(Исходный текст)
────────────────────────────────────────
Этот дом недалеко от Академии Фрунзе (где работал мой отец) стоит и до сих пор. В каждом подъезде была своя компания ребят, чужаков на свою территорию не пускали, но все вместе, не сговариваясь, мы ходили летом на Москву-реку купаться.
Надо было пройти железнодорожный мост и попасть на Воробьевы горы или просто на Воробьевку. С обеих сторон моста - тогда важного стратегического объекта, стояли часовые в длинных шинелях и с ружьями. Мы побаивались этих неулыбчивых стражей и старались всегда быстро промчаться мимо. Сбросив немудреную одежонку, мы с гиканьем прыгали с берегов Воробьевки в реку, а потом все вместе усаживались на траве, разложив принесенные яства: куски хлеба ( когда уже отменили карточки), зеленый лук, воблу и, конечно, куски вкусного жмыха: спрессованная в брикеты шелуха от семечек. Но до прохода по мосту было у нас, малышей, еще одно страшное место: стены Новодевичьего монастыря. Вдоль старых, разбитых каменных стен стояли, сидели и даже лежали нищие, калеки, инвалиды войны, цыгане, изможденные худые женщины неопределенного возраста с младенцами на руках. Вокруг шныряли цыганята, тоже выпрашивая копеечку.
────────────────────────────────────────
(Записи)
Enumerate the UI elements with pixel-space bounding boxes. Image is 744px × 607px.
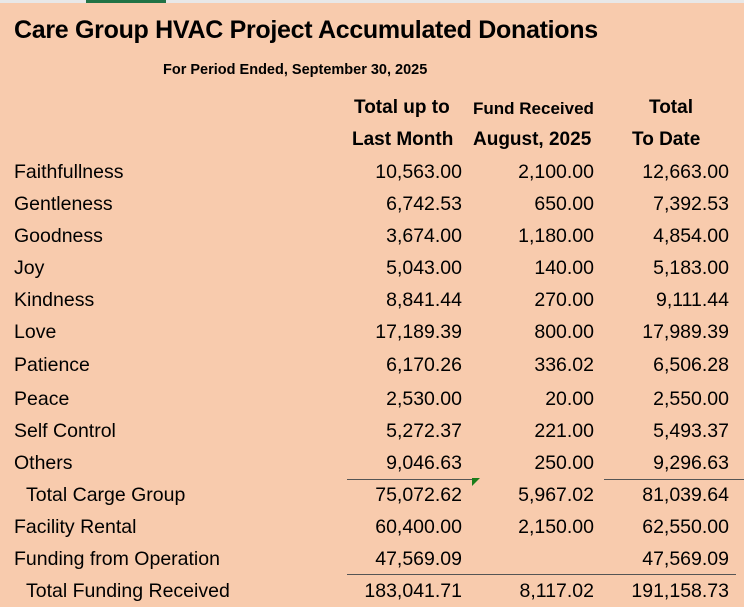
header-col3-line1: Total	[649, 97, 693, 118]
row-label[interactable]: Funding from Operation	[14, 548, 220, 570]
row-label[interactable]: Joy	[14, 257, 45, 279]
table-row: Love 17,189.39 800.00 17,989.39	[0, 316, 744, 348]
total-last-month-cell[interactable]: 17,189.39	[375, 321, 462, 343]
total-last-month-cell[interactable]: 6,742.53	[386, 193, 462, 215]
total-to-date-cell[interactable]: 47,569.09	[642, 548, 729, 570]
row-label[interactable]: Faithfullness	[14, 161, 124, 183]
table-row: Patience 6,170.26 336.02 6,506.28	[0, 349, 744, 381]
fund-received-cell[interactable]: 336.02	[534, 354, 594, 376]
total-last-month-cell[interactable]: 2,530.00	[386, 388, 462, 410]
total-last-month-cell[interactable]: 75,072.62	[375, 484, 462, 506]
table-row: Goodness 3,674.00 1,180.00 4,854.00	[0, 220, 744, 252]
total-to-date-cell[interactable]: 7,392.53	[653, 193, 729, 215]
subtotal-underline-col1	[347, 479, 473, 480]
total-to-date-cell[interactable]: 5,493.37	[653, 420, 729, 442]
header-col2-line2: August, 2025	[473, 129, 592, 150]
total-last-month-cell[interactable]: 8,841.44	[386, 289, 462, 311]
row-label[interactable]: Goodness	[14, 225, 103, 247]
header-col1-line1: Total up to	[354, 97, 450, 118]
table-row: Peace 2,530.00 20.00 2,550.00	[0, 383, 744, 415]
total-last-month-cell[interactable]: 6,170.26	[386, 354, 462, 376]
row-label[interactable]: Peace	[14, 388, 70, 410]
total-last-month-cell[interactable]: 9,046.63	[386, 452, 462, 474]
row-label[interactable]: Patience	[14, 354, 90, 376]
total-last-month-cell[interactable]: 5,043.00	[386, 257, 462, 279]
total-to-date-cell[interactable]: 81,039.64	[642, 484, 729, 506]
total-to-date-cell[interactable]: 17,989.39	[642, 321, 729, 343]
fund-received-cell[interactable]: 2,150.00	[518, 516, 594, 538]
header-col2-line1: Fund Received	[473, 99, 594, 118]
fund-received-cell[interactable]: 20.00	[545, 388, 594, 410]
table-row: Faithfullness 10,563.00 2,100.00 12,663.…	[0, 156, 744, 188]
fund-received-cell[interactable]: 270.00	[534, 289, 594, 311]
fund-received-cell[interactable]: 140.00	[534, 257, 594, 279]
selected-column-indicator	[86, 0, 166, 3]
row-label[interactable]: Love	[14, 321, 57, 343]
header-col1-line2: Last Month	[352, 129, 454, 150]
table-row: Facility Rental 60,400.00 2,150.00 62,55…	[0, 511, 744, 543]
header-col3-line2: To Date	[632, 129, 701, 150]
row-label[interactable]: Facility Rental	[14, 516, 137, 538]
table-row: Gentleness 6,742.53 650.00 7,392.53	[0, 188, 744, 220]
total-to-date-cell[interactable]: 191,158.73	[631, 580, 729, 602]
total-to-date-cell[interactable]: 4,854.00	[653, 225, 729, 247]
table-row: Total Funding Received 183,041.71 8,117.…	[0, 575, 744, 607]
total-last-month-cell[interactable]: 5,272.37	[386, 420, 462, 442]
total-last-month-cell[interactable]: 3,674.00	[386, 225, 462, 247]
row-label[interactable]: Kindness	[14, 289, 95, 311]
total-last-month-cell[interactable]: 183,041.71	[364, 580, 462, 602]
error-indicator-icon[interactable]	[472, 478, 480, 486]
report-subtitle: For Period Ended, September 30, 2025	[163, 62, 428, 78]
fund-received-cell[interactable]: 5,967.02	[518, 484, 594, 506]
fund-received-cell[interactable]: 250.00	[534, 452, 594, 474]
fund-received-cell[interactable]: 221.00	[534, 420, 594, 442]
table-row: Joy 5,043.00 140.00 5,183.00	[0, 252, 744, 284]
table-row: Total Carge Group 75,072.62 5,967.02 81,…	[0, 479, 744, 511]
fund-received-cell[interactable]: 8,117.02	[519, 580, 594, 602]
table-row: Kindness 8,841.44 270.00 9,111.44	[0, 284, 744, 316]
fund-received-cell[interactable]: 1,180.00	[518, 225, 594, 247]
total-to-date-cell[interactable]: 12,663.00	[642, 161, 729, 183]
total-to-date-cell[interactable]: 9,111.44	[655, 289, 729, 311]
total-to-date-cell[interactable]: 9,296.63	[653, 452, 729, 474]
total-last-month-cell[interactable]: 47,569.09	[375, 548, 462, 570]
total-to-date-cell[interactable]: 62,550.00	[642, 516, 729, 538]
total-to-date-cell[interactable]: 5,183.00	[653, 257, 729, 279]
row-label[interactable]: Others	[14, 452, 73, 474]
fund-received-cell[interactable]: 2,100.00	[518, 161, 594, 183]
table-row: Self Control 5,272.37 221.00 5,493.37	[0, 415, 744, 447]
row-label[interactable]: Total Carge Group	[26, 484, 186, 506]
row-label[interactable]: Gentleness	[14, 193, 113, 215]
total-to-date-cell[interactable]: 6,506.28	[653, 354, 729, 376]
total-to-date-cell[interactable]: 2,550.00	[653, 388, 729, 410]
total-last-month-cell[interactable]: 60,400.00	[375, 516, 462, 538]
total-last-month-cell[interactable]: 10,563.00	[375, 161, 462, 183]
fund-received-cell[interactable]: 800.00	[534, 321, 594, 343]
total-underline	[347, 574, 736, 575]
row-label[interactable]: Total Funding Received	[26, 580, 230, 602]
column-header-strip	[0, 0, 744, 3]
row-label[interactable]: Self Control	[14, 420, 116, 442]
report-title: Care Group HVAC Project Accumulated Dona…	[14, 16, 598, 44]
table-row: Others 9,046.63 250.00 9,296.63	[0, 447, 744, 479]
subtotal-underline-col3	[604, 479, 744, 480]
fund-received-cell[interactable]: 650.00	[534, 193, 594, 215]
table-row: Funding from Operation 47,569.09 47,569.…	[0, 543, 744, 575]
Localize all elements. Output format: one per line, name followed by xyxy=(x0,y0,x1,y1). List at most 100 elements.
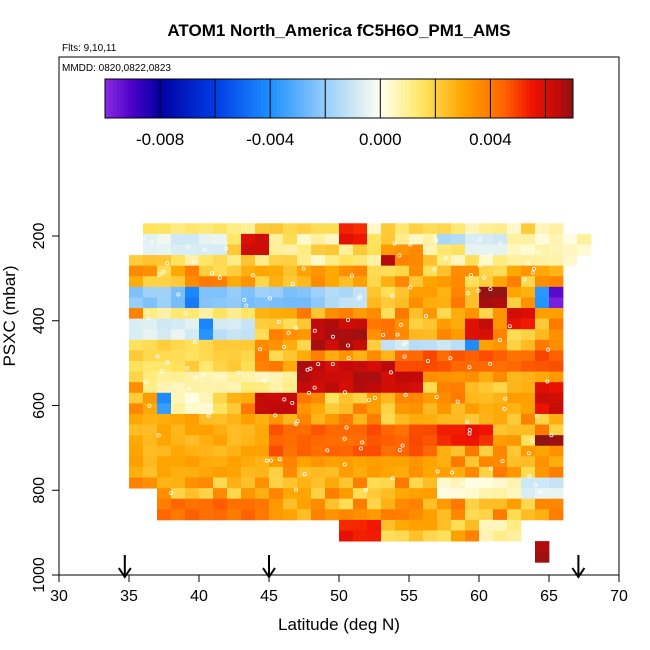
heatmap-cell xyxy=(395,435,410,447)
colorbar-segment xyxy=(385,79,391,118)
heatmap-cell xyxy=(311,392,326,404)
heatmap-cell xyxy=(227,329,242,341)
heatmap-cell xyxy=(367,466,382,478)
heatmap-cell xyxy=(199,265,214,277)
heatmap-cell xyxy=(227,456,242,468)
heatmap-cell xyxy=(367,382,382,394)
heatmap-cell xyxy=(283,509,298,521)
heatmap-cell xyxy=(157,361,172,372)
heatmap-cell xyxy=(311,466,326,478)
heatmap-cell xyxy=(171,456,186,468)
heatmap-cell xyxy=(409,255,424,267)
heatmap-cell xyxy=(143,233,158,245)
heatmap-cell xyxy=(199,424,214,436)
heatmap-cell xyxy=(171,318,186,330)
heatmap-cell xyxy=(185,297,200,309)
heatmap-cell xyxy=(129,297,144,309)
heatmap-cell xyxy=(381,361,396,372)
heatmap-cell xyxy=(213,223,228,235)
heatmap-cell xyxy=(395,456,410,468)
heatmap-cell xyxy=(241,223,256,235)
heatmap-cell xyxy=(409,456,424,468)
heatmap-cell xyxy=(339,223,354,235)
heatmap-cell xyxy=(269,413,284,425)
heatmap-cell xyxy=(297,233,312,245)
heatmap-cell xyxy=(409,382,424,394)
heatmap-cell xyxy=(269,424,284,436)
heatmap-cell xyxy=(297,456,312,468)
heatmap-cell xyxy=(171,498,186,510)
heatmap-cell xyxy=(479,350,494,362)
colorbar-segment xyxy=(186,79,192,118)
observation-point xyxy=(530,270,535,275)
heatmap-cell xyxy=(521,223,536,235)
heatmap-cell xyxy=(381,371,396,383)
observation-point xyxy=(282,344,287,349)
heatmap-cell xyxy=(409,233,424,245)
heatmap-cell xyxy=(549,382,564,394)
observation-point xyxy=(349,273,354,278)
observation-point xyxy=(434,238,439,243)
heatmap-cell xyxy=(213,445,228,457)
heatmap-cell xyxy=(241,435,256,447)
heatmap-cell xyxy=(157,350,172,362)
heatmap-cell xyxy=(521,403,536,415)
colorbar-segment xyxy=(424,79,430,118)
heatmap-cell xyxy=(507,403,522,415)
heatmap-cell xyxy=(535,297,550,309)
heatmap-cell xyxy=(227,392,242,404)
heatmap-cell xyxy=(269,233,284,245)
heatmap-cell xyxy=(143,413,158,425)
heatmap-cell xyxy=(297,361,312,372)
heatmap-cell xyxy=(535,488,550,500)
heatmap-cell xyxy=(129,265,144,277)
heatmap-cell xyxy=(535,424,550,436)
heatmap-cell xyxy=(451,466,466,478)
heatmap-cell xyxy=(269,329,284,341)
heatmap-cell xyxy=(521,265,536,277)
heatmap-cell xyxy=(283,223,298,235)
heatmap-cell xyxy=(493,265,508,277)
heatmap-cell xyxy=(409,361,424,372)
heatmap-cell xyxy=(479,371,494,383)
observation-point xyxy=(497,337,502,342)
heatmap-cell xyxy=(479,382,494,394)
heatmap-cell xyxy=(353,371,368,383)
heatmap-cell xyxy=(255,255,270,267)
heatmap-cell xyxy=(381,339,396,351)
heatmap-cell xyxy=(381,488,396,500)
heatmap-cell xyxy=(143,244,158,256)
heatmap-cell xyxy=(353,276,368,288)
colorbar-segment xyxy=(471,79,476,118)
heatmap-cell xyxy=(423,530,438,542)
observation-point xyxy=(400,443,405,448)
heatmap-cell xyxy=(213,286,228,298)
heatmap-cell xyxy=(227,318,242,330)
heatmap-cell xyxy=(199,498,214,510)
heatmap-cell xyxy=(395,382,410,394)
heatmap-cell xyxy=(507,244,522,256)
heatmap-cell xyxy=(325,286,340,298)
heatmap-cell xyxy=(437,350,452,362)
y-tick-label: 800 xyxy=(31,477,48,504)
colorbar-tick-label: -0.004 xyxy=(246,130,294,149)
heatmap-cell xyxy=(157,435,172,447)
heatmap-cell xyxy=(325,435,340,447)
heatmap-cell xyxy=(479,223,494,235)
heatmap-cell xyxy=(255,403,270,415)
heatmap-cell xyxy=(255,509,270,521)
heatmap-cell xyxy=(535,477,550,489)
heatmap-cell xyxy=(465,530,480,542)
heatmap-cell xyxy=(311,308,326,320)
colorbar-segment xyxy=(370,79,375,118)
heatmap-cell xyxy=(199,403,214,415)
heatmap-cell xyxy=(451,350,466,362)
heatmap-cell xyxy=(157,297,172,309)
observation-point xyxy=(397,448,402,453)
observation-point xyxy=(467,427,472,432)
colorbar xyxy=(104,78,574,119)
observation-point xyxy=(476,288,481,293)
colorbar-segment xyxy=(495,79,500,118)
heatmap-cell xyxy=(535,392,550,404)
observation-point xyxy=(306,390,311,395)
────────────────────────────────────────
(Задание A) Кто, согласно исходному тексту, стоял с обеих сторон железнодорожного моста?
(Задание B) Продублируйте строки записей, начиная со строки, содержащей «heatmap-cell xyxy=(395,435,410,447)», и заканчивая строкой, содержащей «heatmap-cell xyxy=(255,255,270,267)», включая обе эти строки.
Текст и записи никак не связаны между собой.

(Решение A) Часовые в длинных шинелях и с ружьями.

(Решение B)
heatmap-cell xyxy=(395,435,410,447)
colorbar-segment xyxy=(385,79,391,118)
heatmap-cell xyxy=(311,392,326,404)
heatmap-cell xyxy=(227,329,242,341)
heatmap-cell xyxy=(367,466,382,478)
heatmap-cell xyxy=(199,265,214,277)
heatmap-cell xyxy=(227,456,242,468)
heatmap-cell xyxy=(367,382,382,394)
heatmap-cell xyxy=(283,509,298,521)
heatmap-cell xyxy=(157,361,172,372)
heatmap-cell xyxy=(311,466,326,478)
heatmap-cell xyxy=(171,456,186,468)
heatmap-cell xyxy=(409,255,424,267)
heatmap-cell xyxy=(143,233,158,245)
heatmap-cell xyxy=(199,424,214,436)
heatmap-cell xyxy=(171,318,186,330)
heatmap-cell xyxy=(185,297,200,309)
heatmap-cell xyxy=(129,297,144,309)
heatmap-cell xyxy=(381,361,396,372)
heatmap-cell xyxy=(213,223,228,235)
heatmap-cell xyxy=(395,456,410,468)
heatmap-cell xyxy=(241,223,256,235)
heatmap-cell xyxy=(409,456,424,468)
heatmap-cell xyxy=(339,223,354,235)
heatmap-cell xyxy=(269,413,284,425)
heatmap-cell xyxy=(297,233,312,245)
heatmap-cell xyxy=(409,382,424,394)
heatmap-cell xyxy=(269,424,284,436)
heatmap-cell xyxy=(297,456,312,468)
heatmap-cell xyxy=(171,498,186,510)
heatmap-cell xyxy=(479,350,494,362)
colorbar-segment xyxy=(186,79,192,118)
observation-point xyxy=(530,270,535,275)
heatmap-cell xyxy=(521,223,536,235)
heatmap-cell xyxy=(381,371,396,383)
observation-point xyxy=(282,344,287,349)
heatmap-cell xyxy=(409,233,424,245)
heatmap-cell xyxy=(549,382,564,394)
observation-point xyxy=(349,273,354,278)
observation-point xyxy=(434,238,439,243)
heatmap-cell xyxy=(213,445,228,457)
heatmap-cell xyxy=(241,435,256,447)
heatmap-cell xyxy=(157,350,172,362)
heatmap-cell xyxy=(521,403,536,415)
colorbar-segment xyxy=(424,79,430,118)
heatmap-cell xyxy=(507,403,522,415)
heatmap-cell xyxy=(535,297,550,309)
heatmap-cell xyxy=(227,392,242,404)
heatmap-cell xyxy=(269,233,284,245)
heatmap-cell xyxy=(143,413,158,425)
heatmap-cell xyxy=(297,361,312,372)
heatmap-cell xyxy=(535,488,550,500)
heatmap-cell xyxy=(129,265,144,277)
heatmap-cell xyxy=(535,424,550,436)
heatmap-cell xyxy=(451,466,466,478)
heatmap-cell xyxy=(269,329,284,341)
heatmap-cell xyxy=(521,265,536,277)
heatmap-cell xyxy=(283,223,298,235)
heatmap-cell xyxy=(493,265,508,277)
heatmap-cell xyxy=(409,361,424,372)
heatmap-cell xyxy=(479,371,494,383)
observation-point xyxy=(497,337,502,342)
heatmap-cell xyxy=(479,382,494,394)
heatmap-cell xyxy=(353,371,368,383)
heatmap-cell xyxy=(255,255,270,267)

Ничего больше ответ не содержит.